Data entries

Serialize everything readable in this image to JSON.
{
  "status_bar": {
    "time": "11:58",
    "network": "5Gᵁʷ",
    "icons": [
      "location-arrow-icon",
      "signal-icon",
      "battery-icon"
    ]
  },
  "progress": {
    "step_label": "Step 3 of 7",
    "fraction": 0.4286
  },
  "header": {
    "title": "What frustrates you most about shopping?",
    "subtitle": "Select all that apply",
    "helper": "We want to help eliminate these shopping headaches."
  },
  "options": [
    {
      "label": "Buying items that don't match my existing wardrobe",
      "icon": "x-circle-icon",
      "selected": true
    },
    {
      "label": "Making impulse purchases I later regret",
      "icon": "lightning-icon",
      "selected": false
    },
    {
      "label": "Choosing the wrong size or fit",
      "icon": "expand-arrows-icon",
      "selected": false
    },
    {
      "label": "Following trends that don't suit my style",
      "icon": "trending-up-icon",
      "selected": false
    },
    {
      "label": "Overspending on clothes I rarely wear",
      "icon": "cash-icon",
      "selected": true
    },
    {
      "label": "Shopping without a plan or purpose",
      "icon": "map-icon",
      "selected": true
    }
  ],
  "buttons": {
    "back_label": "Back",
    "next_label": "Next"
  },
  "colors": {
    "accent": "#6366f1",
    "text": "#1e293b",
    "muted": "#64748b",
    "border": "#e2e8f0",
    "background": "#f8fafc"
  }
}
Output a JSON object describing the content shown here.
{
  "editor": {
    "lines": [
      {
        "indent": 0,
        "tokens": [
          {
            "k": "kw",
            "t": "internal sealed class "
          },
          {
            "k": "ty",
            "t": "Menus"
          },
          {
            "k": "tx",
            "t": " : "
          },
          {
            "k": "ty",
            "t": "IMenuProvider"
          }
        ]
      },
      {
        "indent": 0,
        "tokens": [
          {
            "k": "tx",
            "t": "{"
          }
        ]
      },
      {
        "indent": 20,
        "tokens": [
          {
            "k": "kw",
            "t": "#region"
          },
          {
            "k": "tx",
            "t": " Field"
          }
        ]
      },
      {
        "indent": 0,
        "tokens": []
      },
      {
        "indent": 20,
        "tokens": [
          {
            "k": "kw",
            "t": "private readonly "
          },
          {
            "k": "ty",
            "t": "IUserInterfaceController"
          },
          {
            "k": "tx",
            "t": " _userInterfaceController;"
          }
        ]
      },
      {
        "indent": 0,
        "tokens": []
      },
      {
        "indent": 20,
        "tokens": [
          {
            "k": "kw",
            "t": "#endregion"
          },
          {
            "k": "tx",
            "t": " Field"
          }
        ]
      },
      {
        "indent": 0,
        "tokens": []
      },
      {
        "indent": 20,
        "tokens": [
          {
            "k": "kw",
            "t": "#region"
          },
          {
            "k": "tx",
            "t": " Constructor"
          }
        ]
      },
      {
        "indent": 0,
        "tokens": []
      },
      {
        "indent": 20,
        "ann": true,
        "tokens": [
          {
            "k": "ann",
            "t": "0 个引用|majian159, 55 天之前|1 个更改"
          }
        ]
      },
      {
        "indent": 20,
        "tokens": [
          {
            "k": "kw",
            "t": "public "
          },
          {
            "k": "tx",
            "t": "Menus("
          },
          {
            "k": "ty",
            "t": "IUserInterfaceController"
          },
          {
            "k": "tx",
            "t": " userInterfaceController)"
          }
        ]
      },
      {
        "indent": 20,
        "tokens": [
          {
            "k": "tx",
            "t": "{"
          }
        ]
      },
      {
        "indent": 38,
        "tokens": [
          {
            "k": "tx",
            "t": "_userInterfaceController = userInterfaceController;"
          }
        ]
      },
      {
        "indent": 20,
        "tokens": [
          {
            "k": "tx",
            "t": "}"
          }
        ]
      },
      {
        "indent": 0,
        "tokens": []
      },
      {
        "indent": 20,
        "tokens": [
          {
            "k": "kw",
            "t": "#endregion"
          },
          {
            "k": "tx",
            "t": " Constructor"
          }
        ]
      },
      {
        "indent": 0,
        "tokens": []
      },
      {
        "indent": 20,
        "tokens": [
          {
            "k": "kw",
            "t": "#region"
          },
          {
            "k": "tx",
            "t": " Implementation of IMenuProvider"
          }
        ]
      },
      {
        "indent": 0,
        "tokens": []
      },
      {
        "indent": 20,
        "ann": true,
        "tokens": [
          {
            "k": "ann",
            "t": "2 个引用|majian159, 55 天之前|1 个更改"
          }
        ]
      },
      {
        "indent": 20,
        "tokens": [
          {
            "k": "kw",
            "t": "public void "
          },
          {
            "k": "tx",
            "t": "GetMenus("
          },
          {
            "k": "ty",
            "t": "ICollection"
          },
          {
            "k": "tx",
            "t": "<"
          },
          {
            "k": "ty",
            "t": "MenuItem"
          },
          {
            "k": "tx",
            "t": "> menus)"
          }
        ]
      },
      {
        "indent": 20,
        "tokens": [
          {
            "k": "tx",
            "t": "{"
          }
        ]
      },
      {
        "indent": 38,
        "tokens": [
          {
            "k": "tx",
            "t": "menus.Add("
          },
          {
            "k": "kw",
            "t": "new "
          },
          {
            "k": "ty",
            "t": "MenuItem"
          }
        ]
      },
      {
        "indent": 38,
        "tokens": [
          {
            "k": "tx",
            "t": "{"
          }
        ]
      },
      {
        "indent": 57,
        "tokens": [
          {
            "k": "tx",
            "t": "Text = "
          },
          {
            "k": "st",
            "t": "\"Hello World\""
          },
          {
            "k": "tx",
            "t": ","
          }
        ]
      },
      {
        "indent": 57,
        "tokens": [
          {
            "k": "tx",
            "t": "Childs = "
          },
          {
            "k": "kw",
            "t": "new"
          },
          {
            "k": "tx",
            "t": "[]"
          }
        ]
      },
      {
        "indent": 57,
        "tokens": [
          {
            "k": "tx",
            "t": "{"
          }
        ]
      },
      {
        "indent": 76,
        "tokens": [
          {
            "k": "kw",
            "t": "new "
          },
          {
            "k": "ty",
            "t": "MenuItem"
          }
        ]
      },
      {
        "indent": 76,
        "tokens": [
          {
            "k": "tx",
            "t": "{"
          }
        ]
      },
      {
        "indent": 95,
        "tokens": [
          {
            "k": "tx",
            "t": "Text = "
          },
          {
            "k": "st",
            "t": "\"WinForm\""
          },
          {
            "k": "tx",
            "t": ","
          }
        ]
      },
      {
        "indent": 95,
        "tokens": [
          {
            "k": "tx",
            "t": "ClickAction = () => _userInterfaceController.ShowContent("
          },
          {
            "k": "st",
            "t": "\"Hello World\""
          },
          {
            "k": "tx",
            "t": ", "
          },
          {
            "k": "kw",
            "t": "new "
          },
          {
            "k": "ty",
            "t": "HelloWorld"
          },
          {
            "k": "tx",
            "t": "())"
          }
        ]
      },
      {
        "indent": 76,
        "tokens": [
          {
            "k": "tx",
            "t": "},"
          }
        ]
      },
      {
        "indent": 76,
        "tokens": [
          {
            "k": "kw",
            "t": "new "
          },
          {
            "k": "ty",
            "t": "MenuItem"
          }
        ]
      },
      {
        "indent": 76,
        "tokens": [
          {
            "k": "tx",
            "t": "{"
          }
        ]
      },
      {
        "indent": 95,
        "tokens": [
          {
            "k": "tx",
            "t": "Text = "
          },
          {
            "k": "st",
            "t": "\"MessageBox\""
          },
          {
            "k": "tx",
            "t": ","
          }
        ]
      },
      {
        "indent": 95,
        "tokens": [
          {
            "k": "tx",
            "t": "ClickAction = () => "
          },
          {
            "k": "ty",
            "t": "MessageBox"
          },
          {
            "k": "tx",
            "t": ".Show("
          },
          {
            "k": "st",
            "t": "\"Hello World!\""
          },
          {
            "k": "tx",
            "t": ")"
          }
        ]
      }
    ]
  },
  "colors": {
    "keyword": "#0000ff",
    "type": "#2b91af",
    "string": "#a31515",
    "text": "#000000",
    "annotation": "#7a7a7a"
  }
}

▶ **Problem to solve**:
Show all lines in the entries above where the word "ClickAction" appears.

▶ **Answer below**:
            "t": "ClickAction = () => _userInterfaceController.ShowContent("
            "t": "ClickAction = () => "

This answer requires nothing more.